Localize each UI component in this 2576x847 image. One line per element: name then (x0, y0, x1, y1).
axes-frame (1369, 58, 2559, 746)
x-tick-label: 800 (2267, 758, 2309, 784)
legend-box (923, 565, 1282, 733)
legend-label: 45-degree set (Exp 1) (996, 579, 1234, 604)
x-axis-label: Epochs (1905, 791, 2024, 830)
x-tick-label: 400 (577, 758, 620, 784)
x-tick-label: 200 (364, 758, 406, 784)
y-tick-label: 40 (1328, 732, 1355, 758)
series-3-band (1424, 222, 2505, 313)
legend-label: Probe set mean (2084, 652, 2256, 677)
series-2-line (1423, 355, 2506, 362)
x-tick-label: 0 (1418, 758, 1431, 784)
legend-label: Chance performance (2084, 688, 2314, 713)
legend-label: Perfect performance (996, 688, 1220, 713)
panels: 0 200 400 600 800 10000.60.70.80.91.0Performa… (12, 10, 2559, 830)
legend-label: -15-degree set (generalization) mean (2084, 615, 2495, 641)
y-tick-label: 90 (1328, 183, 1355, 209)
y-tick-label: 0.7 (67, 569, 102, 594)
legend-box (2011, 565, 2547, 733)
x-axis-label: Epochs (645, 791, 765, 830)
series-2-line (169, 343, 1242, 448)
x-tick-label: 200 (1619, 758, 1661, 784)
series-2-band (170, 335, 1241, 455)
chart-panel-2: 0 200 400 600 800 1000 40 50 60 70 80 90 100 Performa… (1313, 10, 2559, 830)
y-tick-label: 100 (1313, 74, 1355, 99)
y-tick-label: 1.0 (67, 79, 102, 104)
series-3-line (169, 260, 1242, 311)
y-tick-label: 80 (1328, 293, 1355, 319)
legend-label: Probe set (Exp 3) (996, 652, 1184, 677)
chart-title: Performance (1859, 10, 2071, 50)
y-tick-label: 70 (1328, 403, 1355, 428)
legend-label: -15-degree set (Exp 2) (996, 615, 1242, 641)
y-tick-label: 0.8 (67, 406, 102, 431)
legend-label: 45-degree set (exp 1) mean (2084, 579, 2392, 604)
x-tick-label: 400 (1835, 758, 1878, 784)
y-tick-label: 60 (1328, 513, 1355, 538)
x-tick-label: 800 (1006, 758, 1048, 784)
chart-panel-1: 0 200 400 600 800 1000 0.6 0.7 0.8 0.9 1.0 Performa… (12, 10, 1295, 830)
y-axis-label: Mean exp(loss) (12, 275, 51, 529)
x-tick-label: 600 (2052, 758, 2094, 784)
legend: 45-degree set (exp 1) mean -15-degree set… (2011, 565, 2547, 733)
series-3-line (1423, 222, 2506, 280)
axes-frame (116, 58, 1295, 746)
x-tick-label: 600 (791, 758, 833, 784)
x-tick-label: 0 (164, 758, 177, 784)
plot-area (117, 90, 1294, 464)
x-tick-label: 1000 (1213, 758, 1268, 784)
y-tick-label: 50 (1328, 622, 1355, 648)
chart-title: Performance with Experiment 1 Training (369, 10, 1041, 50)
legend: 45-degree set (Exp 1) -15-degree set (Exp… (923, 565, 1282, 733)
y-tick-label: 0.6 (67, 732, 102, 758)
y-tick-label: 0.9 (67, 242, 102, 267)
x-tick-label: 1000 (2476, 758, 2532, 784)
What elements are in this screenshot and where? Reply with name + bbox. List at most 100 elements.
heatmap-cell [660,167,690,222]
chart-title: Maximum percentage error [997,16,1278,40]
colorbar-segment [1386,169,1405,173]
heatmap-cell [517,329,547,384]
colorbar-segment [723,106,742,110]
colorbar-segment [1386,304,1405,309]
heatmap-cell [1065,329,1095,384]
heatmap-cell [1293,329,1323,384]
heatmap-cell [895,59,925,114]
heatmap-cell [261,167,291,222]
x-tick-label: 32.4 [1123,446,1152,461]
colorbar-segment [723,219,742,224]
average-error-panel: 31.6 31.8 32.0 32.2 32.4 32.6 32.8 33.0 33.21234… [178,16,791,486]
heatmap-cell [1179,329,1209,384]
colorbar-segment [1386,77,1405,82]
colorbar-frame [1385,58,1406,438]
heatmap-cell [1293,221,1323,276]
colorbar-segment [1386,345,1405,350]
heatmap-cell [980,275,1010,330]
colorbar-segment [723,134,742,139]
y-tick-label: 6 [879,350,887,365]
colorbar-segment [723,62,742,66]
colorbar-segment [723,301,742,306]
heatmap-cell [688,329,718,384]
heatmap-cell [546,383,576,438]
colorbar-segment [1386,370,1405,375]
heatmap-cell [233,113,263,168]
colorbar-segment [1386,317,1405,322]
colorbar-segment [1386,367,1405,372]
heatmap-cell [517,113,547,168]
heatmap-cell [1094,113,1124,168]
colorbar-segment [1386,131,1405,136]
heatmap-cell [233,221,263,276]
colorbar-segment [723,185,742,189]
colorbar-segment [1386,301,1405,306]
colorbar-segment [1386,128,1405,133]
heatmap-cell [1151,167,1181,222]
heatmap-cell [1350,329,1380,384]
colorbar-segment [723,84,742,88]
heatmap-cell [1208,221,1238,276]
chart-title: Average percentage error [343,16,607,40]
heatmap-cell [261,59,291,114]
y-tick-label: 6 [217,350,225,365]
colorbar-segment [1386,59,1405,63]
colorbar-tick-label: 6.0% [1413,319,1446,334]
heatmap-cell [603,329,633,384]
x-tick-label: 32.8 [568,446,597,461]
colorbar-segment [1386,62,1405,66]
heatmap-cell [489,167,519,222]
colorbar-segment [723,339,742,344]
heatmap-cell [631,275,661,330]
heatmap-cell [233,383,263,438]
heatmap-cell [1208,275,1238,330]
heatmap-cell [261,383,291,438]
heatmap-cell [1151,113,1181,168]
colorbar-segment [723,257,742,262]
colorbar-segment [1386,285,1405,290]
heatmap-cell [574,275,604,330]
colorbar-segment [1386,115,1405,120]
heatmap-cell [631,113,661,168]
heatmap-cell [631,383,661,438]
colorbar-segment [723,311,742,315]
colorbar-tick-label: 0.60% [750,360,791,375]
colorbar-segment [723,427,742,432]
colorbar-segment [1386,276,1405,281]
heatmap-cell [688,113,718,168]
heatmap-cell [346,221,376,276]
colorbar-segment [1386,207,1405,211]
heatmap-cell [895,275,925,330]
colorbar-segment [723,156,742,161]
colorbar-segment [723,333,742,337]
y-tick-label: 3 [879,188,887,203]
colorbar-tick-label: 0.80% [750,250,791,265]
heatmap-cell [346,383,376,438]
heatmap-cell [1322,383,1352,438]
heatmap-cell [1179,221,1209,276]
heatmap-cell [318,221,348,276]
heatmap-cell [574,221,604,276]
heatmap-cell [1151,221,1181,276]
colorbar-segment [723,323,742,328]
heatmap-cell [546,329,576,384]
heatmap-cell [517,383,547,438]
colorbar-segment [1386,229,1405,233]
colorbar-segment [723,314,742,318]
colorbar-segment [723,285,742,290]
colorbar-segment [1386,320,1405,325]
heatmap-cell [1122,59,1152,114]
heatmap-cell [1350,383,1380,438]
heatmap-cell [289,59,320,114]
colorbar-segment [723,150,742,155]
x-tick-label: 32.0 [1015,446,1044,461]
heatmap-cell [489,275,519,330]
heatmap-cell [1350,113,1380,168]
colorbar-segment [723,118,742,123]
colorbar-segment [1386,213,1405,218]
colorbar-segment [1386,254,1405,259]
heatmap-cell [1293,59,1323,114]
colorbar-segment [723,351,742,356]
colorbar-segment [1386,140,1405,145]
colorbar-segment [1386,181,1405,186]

#### [EXERCISE DETAILS]
Rewrite every line of the material above as a JSON array of strings, one string per line, with blank lines left out.

#### [FINAL RESULT]
[
  "Localize each UI component in this 2576x847 image. One line per element: name then (x0, y0, x1, y1).",
  "axes-frame (1369, 58, 2559, 746)",
  "x-tick-label: 800 (2267, 758, 2309, 784)",
  "legend-box (923, 565, 1282, 733)",
  "legend-label: 45-degree set (Exp 1) (996, 579, 1234, 604)",
  "x-axis-label: Epochs (1905, 791, 2024, 830)",
  "x-tick-label: 400 (577, 758, 620, 784)",
  "x-tick-label: 200 (364, 758, 406, 784)",
  "y-tick-label: 40 (1328, 732, 1355, 758)",
  "series-3-band (1424, 222, 2505, 313)",
  "legend-label: Probe set mean (2084, 652, 2256, 677)",
  "series-2-line (1423, 355, 2506, 362)",
  "x-tick-label: 0 (1418, 758, 1431, 784)",
  "legend-label: Chance performance (2084, 688, 2314, 713)",
  "legend-label: Perfect performance (996, 688, 1220, 713)",
  "panels: 0 200 400 600 800 10000.60.70.80.91.0Performa… (12, 10, 2559, 830)",
  "legend-label: -15-degree set (generalization) mean (2084, 615, 2495, 641)",
  "y-tick-label: 90 (1328, 183, 1355, 209)",
  "y-tick-label: 0.7 (67, 569, 102, 594)",
  "legend-box (2011, 565, 2547, 733)",
  "x-axis-label: Epochs (645, 791, 765, 830)",
  "series-2-line (169, 343, 1242, 448)",
  "x-tick-label: 200 (1619, 758, 1661, 784)",
  "series-2-band (170, 335, 1241, 455)",
  "chart-panel-2: 0 200 400 600 800 1000 40 50 60 70 80 90 100 Performa… (1313, 10, 2559, 830)",
  "y-tick-label: 100 (1313, 74, 1355, 99)",
  "y-tick-label: 1.0 (67, 79, 102, 104)",
  "series-3-line (169, 260, 1242, 311)",
  "y-tick-label: 80 (1328, 293, 1355, 319)",
  "legend-label: Probe set (Exp 3) (996, 652, 1184, 677)",
  "chart-title: Performance (1859, 10, 2071, 50)",
  "y-tick-label: 70 (1328, 403, 1355, 428)",
  "legend-label: -15-degree set (Exp 2) (996, 615, 1242, 641)",
  "y-tick-label: 0.8 (67, 406, 102, 431)",
  "legend-label: 45-degree set (exp 1) mean (2084, 579, 2392, 604)",
  "x-tick-label: 400 (1835, 758, 1878, 784)",
  "y-tick-label: 60 (1328, 513, 1355, 538)",
  "x-tick-label: 800 (1006, 758, 1048, 784)",
  "chart-panel-1: 0 200 400 600 800 1000 0.6 0.7 0.8 0.9 1.0 Performa… (12, 10, 1295, 830)",
  "y-axis-label: Mean exp(loss) (12, 275, 51, 529)",
  "x-tick-label: 600 (2052, 758, 2094, 784)",
  "legend: 45-degree set (exp 1) mean -15-degree set… (2011, 565, 2547, 733)",
  "series-3-line (1423, 222, 2506, 280)",
  "axes-frame (116, 58, 1295, 746)",
  "x-tick-label: 600 (791, 758, 833, 784)",
  "x-tick-label: 0 (164, 758, 177, 784)",
  "plot-area (117, 90, 1294, 464)",
  "x-tick-label: 1000 (1213, 758, 1268, 784)",
  "y-tick-label: 50 (1328, 622, 1355, 648)",
  "chart-title: Performance with Experiment 1 Training (369, 10, 1041, 50)",
  "legend: 45-degree set (Exp 1) -15-degree set (Exp… (923, 565, 1282, 733)",
  "y-tick-label: 0.6 (67, 732, 102, 758)",
  "y-tick-label: 0.9 (67, 242, 102, 267)",
  "x-tick-label: 1000 (2476, 758, 2532, 784)",
  "What elements are in this screenshot and where? Reply with name + bbox. List at most 100 elements.",
  "heatmap-cell [660,167,690,222]",
  "chart-title: Maximum percentage error [997,16,1278,40]",
  "colorbar-segment [1386,169,1405,173]",
  "heatmap-cell [517,329,547,384]",
  "colorbar-segment [723,106,742,110]",
  "colorbar-segment [1386,304,1405,309]",
  "heatmap-cell [1065,329,1095,384]",
  "heatmap-cell [1293,329,1323,384]",
  "heatmap-cell [895,59,925,114]",
  "heatmap-cell [261,167,291,222]",
  "x-tick-label: 32.4 [1123,446,1152,461]",
  "colorbar-segment [723,219,742,224]",
  "average-error-panel: 31.6 31.8 32.0 32.2 32.4 32.6 32.8 33.0 33.21234… [178,16,791,486]",
  "heatmap-cell [1179,329,1209,384]",
  "colorbar-segment [1386,77,1405,82]",
  "colorbar-frame [1385,58,1406,438]",
  "heatmap-cell [1293,221,1323,276]",
  "colorbar-segment [1386,345,1405,350]",
  "heatmap-cell [980,275,1010,330]",
  "colorbar-segment [723,134,742,139]",
  "y-tick-label: 6 [879,350,887,365]",
  "colorbar-segment [723,62,742,66]",
  "colorbar-segment [723,301,742,306]",
  "heatmap-cell [688,329,718,384]",
  "heatmap-cell [546,383,576,438]",
  "colorbar-segment [1386,370,1405,375]",
  "heatmap-cell [233,113,263,168]",
  "colorbar-segment [1386,317,1405,322]",
  "colorbar-segment [1386,367,1405,372]",
  "heatmap-cell [517,113,547,168]",
  "heatmap-cell [1094,113,1124,168]",
  "colorbar-segment [1386,131,1405,136]",
  "heatmap-cell [233,221,263,276]",
  "colorbar-segment [723,185,742,189]",
  "colorbar-segment [1386,301,1405,306]",
  "colorbar-segment [1386,128,1405,133]",
  "heatmap-cell [1151,167,1181,222]",
  "heatmap-cell [1350,329,1380,384]",
  "colorbar-segment [723,84,742,88]",
  "heatmap-cell [1208,221,1238,276]",
  "chart-title: Average percentage error [343,16,607,40]",
  "heatmap-cell [261,59,291,114]",
  "y-tick-label: 6 [217,350,225,365]",
  "colorbar-segment [1386,59,1405,63]",
  "colorbar-tick-label: 6.0% [1413,319,1446,334]",
  "heatmap-cell [603,329,633,384]",
  "x-tick-label: 32.8 [568,446,597,461]",
  "colorbar-segment [1386,62,1405,66]",
  "heatmap-cell [489,167,519,222]",
  "colorbar-segment [723,339,742,344]",
  "heatmap-cell [631,275,661,330]",
  "heatmap-cell [233,383,263,438]",
  "heatmap-cell [1208,275,1238,330]",
  "heatmap-cell [261,383,291,438]",
  "heatmap-cell [1151,113,1181,168]",
  "colorbar-segment [723,257,742,262]",
  "colorbar-segment [1386,285,1405,290]",
  "heatmap-cell [574,275,604,330]",
  "colorbar-segment [1386,115,1405,120]",
  "heatmap-cell [631,113,661,168]",
  "heatmap-cell [631,383,661,438]",
  "colorbar-segment [723,311,742,315]",
  "colorbar-tick-label: 0.60% [750,360,791,375]",
  "colorbar-segment [723,427,742,432]",
  "colorbar-segment [1386,276,1405,281]",
  "heatmap-cell [688,113,718,168]",
  "heatmap-cell [346,221,376,276]",
  "colorbar-segment [1386,207,1405,211]",
  "heatmap-cell [895,275,925,330]",
  "colorbar-segment [723,156,742,161]",
  "colorbar-segment [723,333,742,337]",
  "y-tick-label: 3 [879,188,887,203]",
  "colorbar-tick-label: 0.80% [750,250,791,265]",
  "heatmap-cell [346,383,376,438]",
  "heatmap-cell [1322,383,1352,438]",
  "heatmap-cell [1179,221,1209,276]",
  "heatmap-cell [318,221,348,276]",
  "heatmap-cell [574,221,604,276]",
  "heatmap-cell [1151,221,1181,276]",
  "colorbar-segment [723,323,742,328]",
  "heatmap-cell [546,329,576,384]",
  "heatmap-cell [517,383,547,438]",
  "colorbar-segment [1386,229,1405,233]",
  "colorbar-segment [723,314,742,318]",
  "colorbar-segment [723,285,742,290]",
  "colorbar-segment [1386,320,1405,325]",
  "heatmap-cell [1122,59,1152,114]",
  "heatmap-cell [1350,383,1380,438]",
  "heatmap-cell [289,59,320,114]",
  "colorbar-segment [723,150,742,155]",
  "x-tick-label: 32.0 [1015,446,1044,461]",
  "heatmap-cell [489,275,519,330]",
  "heatmap-cell [1350,113,1380,168]",
  "colorbar-segment [723,118,742,123]",
  "colorbar-segment [1386,213,1405,218]",
  "colorbar-segment [1386,254,1405,259]",
  "heatmap-cell [1293,59,1323,114]",
  "colorbar-segment [723,351,742,356]",
  "colorbar-segment [1386,140,1405,145]",
  "colorbar-segment [1386,181,1405,186]"
]